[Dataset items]

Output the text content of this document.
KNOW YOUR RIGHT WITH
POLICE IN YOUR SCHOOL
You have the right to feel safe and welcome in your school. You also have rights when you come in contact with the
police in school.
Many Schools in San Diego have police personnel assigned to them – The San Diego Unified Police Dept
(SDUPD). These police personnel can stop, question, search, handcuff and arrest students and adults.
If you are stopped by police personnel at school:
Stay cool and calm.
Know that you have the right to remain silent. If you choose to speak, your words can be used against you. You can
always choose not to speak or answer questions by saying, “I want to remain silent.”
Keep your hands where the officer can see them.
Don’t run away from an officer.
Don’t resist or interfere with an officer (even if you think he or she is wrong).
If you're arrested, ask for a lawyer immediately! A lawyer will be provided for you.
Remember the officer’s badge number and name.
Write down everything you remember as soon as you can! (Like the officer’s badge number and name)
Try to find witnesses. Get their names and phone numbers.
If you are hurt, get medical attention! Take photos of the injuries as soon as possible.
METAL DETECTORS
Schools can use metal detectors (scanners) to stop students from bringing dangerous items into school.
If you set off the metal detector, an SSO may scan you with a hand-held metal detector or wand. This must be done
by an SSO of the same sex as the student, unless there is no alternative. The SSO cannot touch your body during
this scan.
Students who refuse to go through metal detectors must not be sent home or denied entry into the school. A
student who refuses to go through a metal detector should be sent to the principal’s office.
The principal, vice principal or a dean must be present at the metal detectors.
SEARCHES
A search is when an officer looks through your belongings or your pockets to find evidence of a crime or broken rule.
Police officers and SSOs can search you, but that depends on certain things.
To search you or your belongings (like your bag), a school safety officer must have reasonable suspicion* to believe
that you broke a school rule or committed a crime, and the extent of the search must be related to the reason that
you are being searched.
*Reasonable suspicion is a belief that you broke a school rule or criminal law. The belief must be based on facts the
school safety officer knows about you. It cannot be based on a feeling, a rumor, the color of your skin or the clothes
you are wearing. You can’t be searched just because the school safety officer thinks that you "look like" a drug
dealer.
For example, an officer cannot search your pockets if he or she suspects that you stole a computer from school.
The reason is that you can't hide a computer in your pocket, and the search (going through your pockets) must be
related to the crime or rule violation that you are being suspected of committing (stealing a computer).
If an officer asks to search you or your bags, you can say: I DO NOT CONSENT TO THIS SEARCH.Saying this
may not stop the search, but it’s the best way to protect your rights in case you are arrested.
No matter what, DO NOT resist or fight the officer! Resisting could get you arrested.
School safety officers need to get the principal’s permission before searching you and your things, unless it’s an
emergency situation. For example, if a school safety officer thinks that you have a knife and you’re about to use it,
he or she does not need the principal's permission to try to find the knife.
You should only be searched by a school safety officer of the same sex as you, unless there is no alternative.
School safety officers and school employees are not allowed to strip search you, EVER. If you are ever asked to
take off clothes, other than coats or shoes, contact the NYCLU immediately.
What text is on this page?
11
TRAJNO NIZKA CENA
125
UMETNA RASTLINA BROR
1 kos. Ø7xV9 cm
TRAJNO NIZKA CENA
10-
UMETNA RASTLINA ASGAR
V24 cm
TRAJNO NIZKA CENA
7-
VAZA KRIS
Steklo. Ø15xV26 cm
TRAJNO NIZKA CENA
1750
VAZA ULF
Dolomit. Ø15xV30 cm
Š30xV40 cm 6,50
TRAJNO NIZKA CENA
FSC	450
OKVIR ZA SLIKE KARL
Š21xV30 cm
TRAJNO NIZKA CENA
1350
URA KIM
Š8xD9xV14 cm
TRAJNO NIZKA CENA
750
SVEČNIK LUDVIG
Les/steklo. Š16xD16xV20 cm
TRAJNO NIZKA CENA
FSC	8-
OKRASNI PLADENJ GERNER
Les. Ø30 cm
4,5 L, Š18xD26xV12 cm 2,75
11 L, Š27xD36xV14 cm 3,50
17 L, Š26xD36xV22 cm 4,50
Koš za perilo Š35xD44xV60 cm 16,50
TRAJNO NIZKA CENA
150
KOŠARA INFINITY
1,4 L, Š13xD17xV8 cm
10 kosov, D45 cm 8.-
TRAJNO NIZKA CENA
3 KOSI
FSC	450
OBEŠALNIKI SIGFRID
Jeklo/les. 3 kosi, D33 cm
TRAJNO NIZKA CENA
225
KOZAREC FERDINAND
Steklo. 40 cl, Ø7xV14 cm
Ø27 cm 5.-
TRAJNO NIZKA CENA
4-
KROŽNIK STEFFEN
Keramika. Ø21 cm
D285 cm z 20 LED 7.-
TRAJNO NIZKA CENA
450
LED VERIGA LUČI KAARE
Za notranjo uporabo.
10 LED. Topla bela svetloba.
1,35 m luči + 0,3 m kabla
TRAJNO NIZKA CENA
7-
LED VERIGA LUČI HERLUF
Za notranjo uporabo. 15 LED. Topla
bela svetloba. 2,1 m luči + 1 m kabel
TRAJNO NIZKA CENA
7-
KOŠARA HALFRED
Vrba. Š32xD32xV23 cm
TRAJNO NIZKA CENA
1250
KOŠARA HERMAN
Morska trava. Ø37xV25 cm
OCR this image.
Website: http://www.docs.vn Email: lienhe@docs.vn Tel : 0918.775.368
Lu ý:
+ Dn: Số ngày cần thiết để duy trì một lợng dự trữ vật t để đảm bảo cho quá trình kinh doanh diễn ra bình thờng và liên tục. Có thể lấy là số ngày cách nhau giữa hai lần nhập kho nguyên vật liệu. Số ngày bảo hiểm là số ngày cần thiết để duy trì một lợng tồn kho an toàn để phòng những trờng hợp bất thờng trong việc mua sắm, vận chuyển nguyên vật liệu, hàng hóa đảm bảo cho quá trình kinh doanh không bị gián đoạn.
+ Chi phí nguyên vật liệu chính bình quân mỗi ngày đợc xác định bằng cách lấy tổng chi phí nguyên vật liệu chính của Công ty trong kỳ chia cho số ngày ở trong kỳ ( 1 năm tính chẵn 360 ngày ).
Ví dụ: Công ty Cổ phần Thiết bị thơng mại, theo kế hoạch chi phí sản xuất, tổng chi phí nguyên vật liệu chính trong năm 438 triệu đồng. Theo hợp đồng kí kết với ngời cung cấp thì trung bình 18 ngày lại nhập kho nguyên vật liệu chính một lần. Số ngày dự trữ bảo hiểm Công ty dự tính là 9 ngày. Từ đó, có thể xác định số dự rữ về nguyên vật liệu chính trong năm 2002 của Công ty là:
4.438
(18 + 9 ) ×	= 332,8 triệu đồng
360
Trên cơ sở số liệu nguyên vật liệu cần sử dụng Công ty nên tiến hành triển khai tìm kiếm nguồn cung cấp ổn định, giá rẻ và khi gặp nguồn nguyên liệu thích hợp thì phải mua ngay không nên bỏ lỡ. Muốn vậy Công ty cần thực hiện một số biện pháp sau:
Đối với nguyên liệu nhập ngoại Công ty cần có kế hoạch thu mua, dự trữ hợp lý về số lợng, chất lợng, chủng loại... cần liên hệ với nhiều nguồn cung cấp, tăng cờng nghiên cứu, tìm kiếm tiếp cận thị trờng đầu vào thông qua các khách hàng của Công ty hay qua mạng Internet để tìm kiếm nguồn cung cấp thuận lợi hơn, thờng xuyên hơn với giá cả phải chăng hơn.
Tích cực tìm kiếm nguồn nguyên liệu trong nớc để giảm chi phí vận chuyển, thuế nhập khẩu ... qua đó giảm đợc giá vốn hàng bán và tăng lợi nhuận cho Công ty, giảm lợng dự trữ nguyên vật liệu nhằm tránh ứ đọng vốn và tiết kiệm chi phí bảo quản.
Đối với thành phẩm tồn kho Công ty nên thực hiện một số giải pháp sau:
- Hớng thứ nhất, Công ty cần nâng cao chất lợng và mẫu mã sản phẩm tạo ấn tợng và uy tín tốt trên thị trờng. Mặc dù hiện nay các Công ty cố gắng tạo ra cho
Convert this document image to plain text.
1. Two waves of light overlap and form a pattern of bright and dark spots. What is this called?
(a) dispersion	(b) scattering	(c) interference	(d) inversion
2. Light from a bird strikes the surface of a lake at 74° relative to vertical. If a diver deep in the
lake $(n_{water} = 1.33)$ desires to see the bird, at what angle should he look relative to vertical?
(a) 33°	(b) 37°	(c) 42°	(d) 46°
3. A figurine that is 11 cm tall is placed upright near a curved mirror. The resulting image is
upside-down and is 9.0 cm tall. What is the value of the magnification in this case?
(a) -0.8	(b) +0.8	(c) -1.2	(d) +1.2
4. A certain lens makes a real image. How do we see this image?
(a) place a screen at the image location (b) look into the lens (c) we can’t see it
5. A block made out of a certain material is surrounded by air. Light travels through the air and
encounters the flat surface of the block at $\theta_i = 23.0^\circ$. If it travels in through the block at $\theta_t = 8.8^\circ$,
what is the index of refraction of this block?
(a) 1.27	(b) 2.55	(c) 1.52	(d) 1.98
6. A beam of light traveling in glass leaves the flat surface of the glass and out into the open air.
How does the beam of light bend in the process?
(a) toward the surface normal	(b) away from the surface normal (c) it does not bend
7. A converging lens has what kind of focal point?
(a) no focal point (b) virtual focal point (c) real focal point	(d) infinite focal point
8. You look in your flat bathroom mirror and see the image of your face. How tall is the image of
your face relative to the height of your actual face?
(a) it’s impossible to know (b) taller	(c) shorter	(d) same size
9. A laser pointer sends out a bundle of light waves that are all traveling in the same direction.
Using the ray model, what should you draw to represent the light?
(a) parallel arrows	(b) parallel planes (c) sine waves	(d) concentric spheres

Task to carry out: Using the entries above, return each line in which the word "away" occurs.

Result of the task:
Don’t run away from an officer.
(a) toward the surface normal	(b) away from the surface normal (c) it does not bend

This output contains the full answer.